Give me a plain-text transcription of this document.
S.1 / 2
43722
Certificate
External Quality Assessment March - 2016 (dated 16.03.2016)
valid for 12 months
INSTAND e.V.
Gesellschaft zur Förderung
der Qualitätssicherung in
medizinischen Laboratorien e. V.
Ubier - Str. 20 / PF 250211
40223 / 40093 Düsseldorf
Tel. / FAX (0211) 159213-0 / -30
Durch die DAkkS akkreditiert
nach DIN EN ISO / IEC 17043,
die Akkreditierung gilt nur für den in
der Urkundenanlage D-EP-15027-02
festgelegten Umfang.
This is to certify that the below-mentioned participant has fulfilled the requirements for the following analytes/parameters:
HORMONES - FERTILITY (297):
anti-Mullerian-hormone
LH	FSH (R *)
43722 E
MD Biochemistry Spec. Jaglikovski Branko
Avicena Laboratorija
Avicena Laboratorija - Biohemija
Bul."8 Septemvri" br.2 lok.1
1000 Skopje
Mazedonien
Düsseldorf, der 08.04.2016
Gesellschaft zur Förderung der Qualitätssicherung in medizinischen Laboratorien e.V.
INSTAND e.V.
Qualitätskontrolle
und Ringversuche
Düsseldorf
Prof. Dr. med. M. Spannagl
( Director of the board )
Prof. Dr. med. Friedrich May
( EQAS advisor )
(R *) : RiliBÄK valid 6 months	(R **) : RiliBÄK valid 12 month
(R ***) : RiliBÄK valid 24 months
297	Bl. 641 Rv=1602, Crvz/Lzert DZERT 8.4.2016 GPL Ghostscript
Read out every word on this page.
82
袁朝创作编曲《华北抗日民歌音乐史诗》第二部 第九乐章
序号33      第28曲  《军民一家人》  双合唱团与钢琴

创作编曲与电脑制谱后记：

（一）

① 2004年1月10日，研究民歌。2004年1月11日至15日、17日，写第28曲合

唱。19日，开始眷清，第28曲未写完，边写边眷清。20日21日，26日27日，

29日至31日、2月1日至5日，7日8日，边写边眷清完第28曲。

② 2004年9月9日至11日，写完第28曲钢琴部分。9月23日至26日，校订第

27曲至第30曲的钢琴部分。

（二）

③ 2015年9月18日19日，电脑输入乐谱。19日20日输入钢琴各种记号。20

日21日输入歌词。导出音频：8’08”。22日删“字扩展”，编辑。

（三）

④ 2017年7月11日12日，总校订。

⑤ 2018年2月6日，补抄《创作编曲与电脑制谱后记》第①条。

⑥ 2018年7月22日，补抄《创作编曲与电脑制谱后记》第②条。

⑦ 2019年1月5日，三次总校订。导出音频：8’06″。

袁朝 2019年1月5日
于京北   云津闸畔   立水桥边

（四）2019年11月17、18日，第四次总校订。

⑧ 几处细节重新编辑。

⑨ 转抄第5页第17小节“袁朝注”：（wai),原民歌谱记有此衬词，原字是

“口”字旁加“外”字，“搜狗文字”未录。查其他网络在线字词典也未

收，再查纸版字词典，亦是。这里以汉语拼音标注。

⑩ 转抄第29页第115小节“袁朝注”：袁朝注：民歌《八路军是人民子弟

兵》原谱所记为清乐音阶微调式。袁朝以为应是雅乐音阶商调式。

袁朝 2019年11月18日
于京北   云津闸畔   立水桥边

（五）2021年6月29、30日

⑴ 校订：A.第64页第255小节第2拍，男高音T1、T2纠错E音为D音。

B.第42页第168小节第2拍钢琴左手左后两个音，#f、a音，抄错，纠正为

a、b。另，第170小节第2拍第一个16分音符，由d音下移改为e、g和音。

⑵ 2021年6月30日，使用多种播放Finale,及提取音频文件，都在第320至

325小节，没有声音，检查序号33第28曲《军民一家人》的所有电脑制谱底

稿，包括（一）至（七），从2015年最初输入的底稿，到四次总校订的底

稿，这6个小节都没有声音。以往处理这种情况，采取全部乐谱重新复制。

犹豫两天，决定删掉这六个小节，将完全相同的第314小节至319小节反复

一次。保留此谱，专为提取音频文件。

* * * * * * * * *

**GIVEN INSTRUCTION:** Write out every record shown above, word for word.

**ANSWER TO THE EXERCISE:**
Give me a plain-text transcription of this document.
S.1 / 2
43722
Certificate
External Quality Assessment March - 2016 (dated 16.03.2016)
valid for 12 months
INSTAND e.V.
Gesellschaft zur Förderung
der Qualitätssicherung in
medizinischen Laboratorien e. V.
Ubier - Str. 20 / PF 250211
40223 / 40093 Düsseldorf
Tel. / FAX (0211) 159213-0 / -30
Durch die DAkkS akkreditiert
nach DIN EN ISO / IEC 17043,
die Akkreditierung gilt nur für den in
der Urkundenanlage D-EP-15027-02
festgelegten Umfang.
This is to certify that the below-mentioned participant has fulfilled the requirements for the following analytes/parameters:
HORMONES - FERTILITY (297):
anti-Mullerian-hormone
LH	FSH (R *)
43722 E
MD Biochemistry Spec. Jaglikovski Branko
Avicena Laboratorija
Avicena Laboratorija - Biohemija
Bul."8 Septemvri" br.2 lok.1
1000 Skopje
Mazedonien
Düsseldorf, der 08.04.2016
Gesellschaft zur Förderung der Qualitätssicherung in medizinischen Laboratorien e.V.
INSTAND e.V.
Qualitätskontrolle
und Ringversuche
Düsseldorf
Prof. Dr. med. M. Spannagl
( Director of the board )
Prof. Dr. med. Friedrich May
( EQAS advisor )
(R *) : RiliBÄK valid 6 months	(R **) : RiliBÄK valid 12 month
(R ***) : RiliBÄK valid 24 months
297	Bl. 641 Rv=1602, Crvz/Lzert DZERT 8.4.2016 GPL Ghostscript
Read out every word on this page.
82
袁朝创作编曲《华北抗日民歌音乐史诗》第二部 第九乐章
序号33      第28曲  《军民一家人》  双合唱团与钢琴

创作编曲与电脑制谱后记：

（一）

① 2004年1月10日，研究民歌。2004年1月11日至15日、17日，写第28曲合

唱。19日，开始眷清，第28曲未写完，边写边眷清。20日21日，26日27日，

29日至31日、2月1日至5日，7日8日，边写边眷清完第28曲。

② 2004年9月9日至11日，写完第28曲钢琴部分。9月23日至26日，校订第

27曲至第30曲的钢琴部分。

（二）

③ 2015年9月18日19日，电脑输入乐谱。19日20日输入钢琴各种记号。20

日21日输入歌词。导出音频：8’08”。22日删“字扩展”，编辑。

（三）

④ 2017年7月11日12日，总校订。

⑤ 2018年2月6日，补抄《创作编曲与电脑制谱后记》第①条。

⑥ 2018年7月22日，补抄《创作编曲与电脑制谱后记》第②条。

⑦ 2019年1月5日，三次总校订。导出音频：8’06″。

袁朝 2019年1月5日
于京北   云津闸畔   立水桥边

（四）2019年11月17、18日，第四次总校订。

⑧ 几处细节重新编辑。

⑨ 转抄第5页第17小节“袁朝注”：（wai),原民歌谱记有此衬词，原字是

“口”字旁加“外”字，“搜狗文字”未录。查其他网络在线字词典也未

收，再查纸版字词典，亦是。这里以汉语拼音标注。

⑩ 转抄第29页第115小节“袁朝注”：袁朝注：民歌《八路军是人民子弟

兵》原谱所记为清乐音阶微调式。袁朝以为应是雅乐音阶商调式。

袁朝 2019年11月18日
于京北   云津闸畔   立水桥边

（五）2021年6月29、30日

⑴ 校订：A.第64页第255小节第2拍，男高音T1、T2纠错E音为D音。

B.第42页第168小节第2拍钢琴左手左后两个音，#f、a音，抄错，纠正为

a、b。另，第170小节第2拍第一个16分音符，由d音下移改为e、g和音。

⑵ 2021年6月30日，使用多种播放Finale,及提取音频文件，都在第320至

325小节，没有声音，检查序号33第28曲《军民一家人》的所有电脑制谱底

稿，包括（一）至（七），从2015年最初输入的底稿，到四次总校订的底

稿，这6个小节都没有声音。以往处理这种情况，采取全部乐谱重新复制。

犹豫两天，决定删掉这六个小节，将完全相同的第314小节至319小节反复

一次。保留此谱，专为提取音频文件。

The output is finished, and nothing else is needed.